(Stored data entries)

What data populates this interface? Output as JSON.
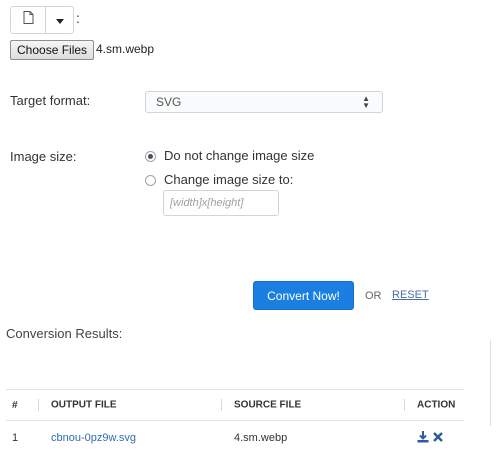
{
  "file_type_group": {
    "doc_icon": "file-icon",
    "caret_icon": "caret-down-icon",
    "colon": ":"
  },
  "file_input": {
    "button_label": "Choose Files",
    "file_name": "4.sm.webp"
  },
  "target_format": {
    "label": "Target format:",
    "selected": "SVG"
  },
  "image_size": {
    "label": "Image size:",
    "options": [
      {
        "label": "Do not change image size",
        "checked": true
      },
      {
        "label": "Change image size to:",
        "checked": false
      }
    ],
    "size_placeholder": "[width]x[height]"
  },
  "actions": {
    "convert_label": "Convert Now!",
    "or_text": "OR",
    "reset_label": "RESET"
  },
  "results": {
    "title": "Conversion Results:",
    "columns": [
      "#",
      "OUTPUT FILE",
      "SOURCE FILE",
      "ACTION"
    ],
    "rows": [
      {
        "index": "1",
        "output_file": "cbnou-0pz9w.svg",
        "source_file": "4.sm.webp"
      }
    ]
  },
  "colors": {
    "primary": "#1a7fe0",
    "link": "#2f6db5",
    "action_icon": "#2a5d9f"
  }
}
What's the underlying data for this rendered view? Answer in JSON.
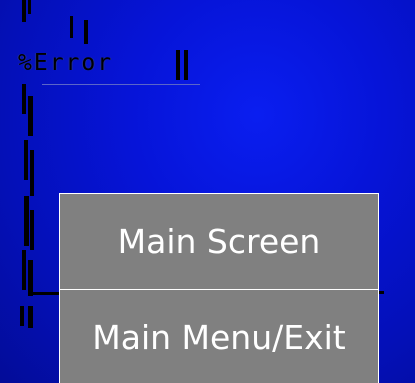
{
  "screen": {
    "error_text": "%Error",
    "background_color": "#0614d8"
  },
  "menu": {
    "items": [
      {
        "label": "Main Screen"
      },
      {
        "label": "Main Menu/Exit"
      }
    ],
    "button_color": "#808080",
    "text_color": "#ffffff"
  }
}
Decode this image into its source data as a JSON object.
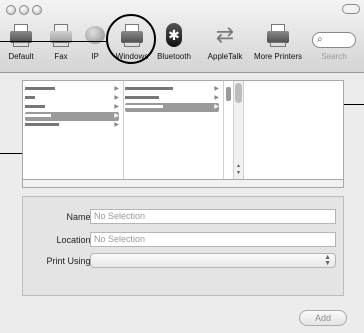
{
  "toolbar": {
    "items": [
      {
        "label": "Default",
        "icon": "default-printer-icon"
      },
      {
        "label": "Fax",
        "icon": "fax-icon"
      },
      {
        "label": "IP",
        "icon": "ip-printer-icon"
      },
      {
        "label": "Windows",
        "icon": "windows-printer-icon"
      },
      {
        "label": "Bluetooth",
        "icon": "bluetooth-icon"
      },
      {
        "label": "AppleTalk",
        "icon": "appletalk-icon"
      },
      {
        "label": "More Printers",
        "icon": "more-printers-icon"
      },
      {
        "label": "Search",
        "icon": "search-icon"
      }
    ],
    "selected": "Windows"
  },
  "details": {
    "name_label": "Name:",
    "name_placeholder": "No Selection",
    "location_label": "Location:",
    "location_placeholder": "No Selection",
    "print_using_label": "Print Using:"
  },
  "buttons": {
    "add": "Add"
  },
  "colors": {
    "window_bg": "#ececec",
    "selection": "#9a9a9a",
    "callout": "#000000"
  }
}
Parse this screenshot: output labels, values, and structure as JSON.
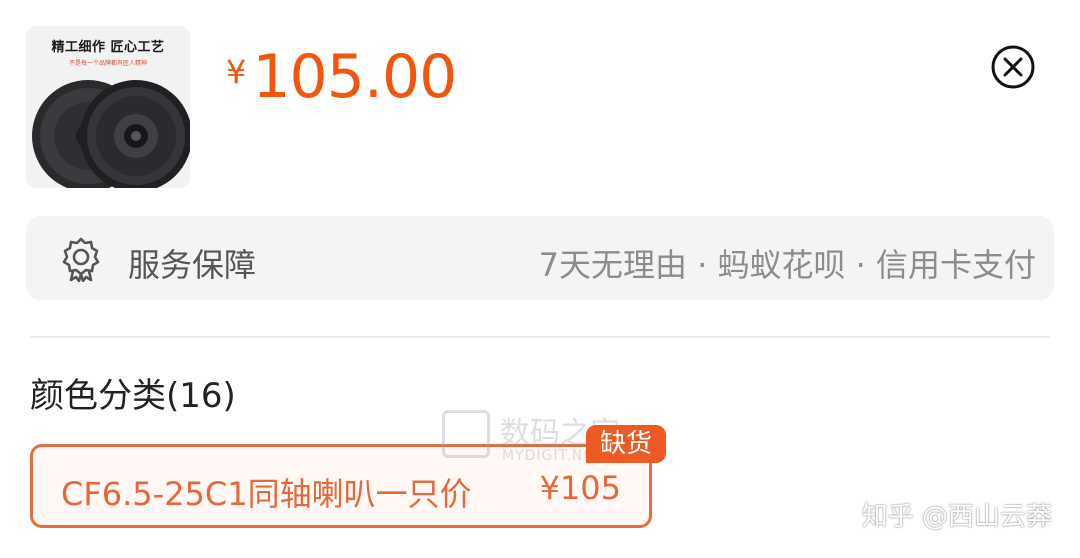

WHAT IS ASKED: Will you set down the records word for word while leaving out every picture?

OUTPUT FOR THIS TASK:
What data populates this interface? Output as JSON.
{
  "file_type_group": {
    "doc_icon": "file-icon",
    "caret_icon": "caret-down-icon",
    "colon": ":"
  },
  "file_input": {
    "button_label": "Choose Files",
    "file_name": "4.sm.webp"
  },
  "target_format": {
    "label": "Target format:",
    "selected": "SVG"
  },
  "image_size": {
    "label": "Image size:",
    "options": [
      {
        "label": "Do not change image size",
        "checked": true
      },
      {
        "label": "Change image size to:",
        "checked": false
      }
    ],
    "size_placeholder": "[width]x[height]"
  },
  "actions": {
    "convert_label": "Convert Now!",
    "or_text": "OR",
    "reset_label": "RESET"
  },
  "results": {
    "title": "Conversion Results:",
    "columns": [
      "#",
      "OUTPUT FILE",
      "SOURCE FILE",
      "ACTION"
    ],
    "rows": [
      {
        "index": "1",
        "output_file": "cbnou-0pz9w.svg",
        "source_file": "4.sm.webp"
      }
    ]
  },
  "colors": {
    "primary": "#1a7fe0",
    "link": "#2f6db5",
    "action_icon": "#2a5d9f"
  }
}
What's the underlying data for this rendered view? Answer in JSON.
{
  "screen": {
    "error_text": "%Error",
    "background_color": "#0614d8"
  },
  "menu": {
    "items": [
      {
        "label": "Main Screen"
      },
      {
        "label": "Main Menu/Exit"
      }
    ],
    "button_color": "#808080",
    "text_color": "#ffffff"
  }
}
Decode this image into its source data as a JSON object.
{
  "toolbar": {
    "items": [
      {
        "label": "Default",
        "icon": "default-printer-icon"
      },
      {
        "label": "Fax",
        "icon": "fax-icon"
      },
      {
        "label": "IP",
        "icon": "ip-printer-icon"
      },
      {
        "label": "Windows",
        "icon": "windows-printer-icon"
      },
      {
        "label": "Bluetooth",
        "icon": "bluetooth-icon"
      },
      {
        "label": "AppleTalk",
        "icon": "appletalk-icon"
      },
      {
        "label": "More Printers",
        "icon": "more-printers-icon"
      },
      {
        "label": "Search",
        "icon": "search-icon"
      }
    ],
    "selected": "Windows"
  },
  "details": {
    "name_label": "Name:",
    "name_placeholder": "No Selection",
    "location_label": "Location:",
    "location_placeholder": "No Selection",
    "print_using_label": "Print Using:"
  },
  "buttons": {
    "add": "Add"
  },
  "colors": {
    "window_bg": "#ececec",
    "selection": "#9a9a9a",
    "callout": "#000000"
  }
}
Parse this screenshot: output labels, values, and structure as JSON.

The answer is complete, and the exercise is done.